• **Exercise goal**:
Extract the entries in their exact form.

• **Material supplied**:
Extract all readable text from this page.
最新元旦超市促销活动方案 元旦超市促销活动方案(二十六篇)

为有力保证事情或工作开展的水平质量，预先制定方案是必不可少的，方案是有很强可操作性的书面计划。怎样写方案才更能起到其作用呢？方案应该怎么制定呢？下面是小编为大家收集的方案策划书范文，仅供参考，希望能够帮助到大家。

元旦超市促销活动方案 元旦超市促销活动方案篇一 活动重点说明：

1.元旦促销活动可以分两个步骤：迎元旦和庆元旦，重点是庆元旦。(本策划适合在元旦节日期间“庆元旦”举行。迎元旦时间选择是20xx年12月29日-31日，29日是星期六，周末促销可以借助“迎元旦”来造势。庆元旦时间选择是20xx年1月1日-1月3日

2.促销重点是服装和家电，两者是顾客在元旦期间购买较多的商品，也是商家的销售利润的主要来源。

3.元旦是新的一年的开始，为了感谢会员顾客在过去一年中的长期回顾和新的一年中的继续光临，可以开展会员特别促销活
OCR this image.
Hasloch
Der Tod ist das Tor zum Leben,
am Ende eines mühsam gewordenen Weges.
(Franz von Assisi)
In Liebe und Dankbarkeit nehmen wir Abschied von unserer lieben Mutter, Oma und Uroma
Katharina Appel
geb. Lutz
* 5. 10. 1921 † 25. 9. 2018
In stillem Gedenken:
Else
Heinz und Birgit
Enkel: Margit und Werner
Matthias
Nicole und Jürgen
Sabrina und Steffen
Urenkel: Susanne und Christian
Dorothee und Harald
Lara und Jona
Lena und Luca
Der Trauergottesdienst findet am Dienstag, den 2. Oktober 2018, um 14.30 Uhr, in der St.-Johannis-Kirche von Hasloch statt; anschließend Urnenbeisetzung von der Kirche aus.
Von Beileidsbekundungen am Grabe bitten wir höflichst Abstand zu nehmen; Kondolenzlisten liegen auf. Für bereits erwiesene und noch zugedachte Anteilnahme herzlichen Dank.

• **Task result**:
Extract all readable text from this page.
最新元旦超市促销活动方案 元旦超市促销活动方案(二十六篇)

为有力保证事情或工作开展的水平质量，预先制定方案是必不可少的，方案是有很强可操作性的书面计划。怎样写方案才更能起到其作用呢？方案应该怎么制定呢？下面是小编为大家收集的方案策划书范文，仅供参考，希望能够帮助到大家。

元旦超市促销活动方案 元旦超市促销活动方案篇一 活动重点说明：

1.元旦促销活动可以分两个步骤：迎元旦和庆元旦，重点是庆元旦。(本策划适合在元旦节日期间“庆元旦”举行。迎元旦时间选择是20xx年12月29日-31日，29日是星期六，周末促销可以借助“迎元旦”来造势。庆元旦时间选择是20xx年1月1日-1月3日

2.促销重点是服装和家电，两者是顾客在元旦期间购买较多的商品，也是商家的销售利润的主要来源。

3.元旦是新的一年的开始，为了感谢会员顾客在过去一年中的长期回顾和新的一年中的继续光临，可以开展会员特别促销活
OCR this image.
Hasloch
Der Tod ist das Tor zum Leben,
am Ende eines mühsam gewordenen Weges.
(Franz von Assisi)
In Liebe und Dankbarkeit nehmen wir Abschied von unserer lieben Mutter, Oma und Uroma
Katharina Appel
geb. Lutz
* 5. 10. 1921 † 25. 9. 2018
In stillem Gedenken:
Else
Heinz und Birgit
Enkel: Margit und Werner
Matthias
Nicole und Jürgen
Sabrina und Steffen
Urenkel: Susanne und Christian
Dorothee und Harald
Lara und Jona
Lena und Luca
Der Trauergottesdienst findet am Dienstag, den 2. Oktober 2018, um 14.30 Uhr, in der St.-Johannis-Kirche von Hasloch statt; anschließend Urnenbeisetzung von der Kirche aus.
Von Beileidsbekundungen am Grabe bitten wir höflichst Abstand zu nehmen; Kondolenzlisten liegen auf. Für bereits erwiesene und noch zugedachte Anteilnahme herzlichen Dank.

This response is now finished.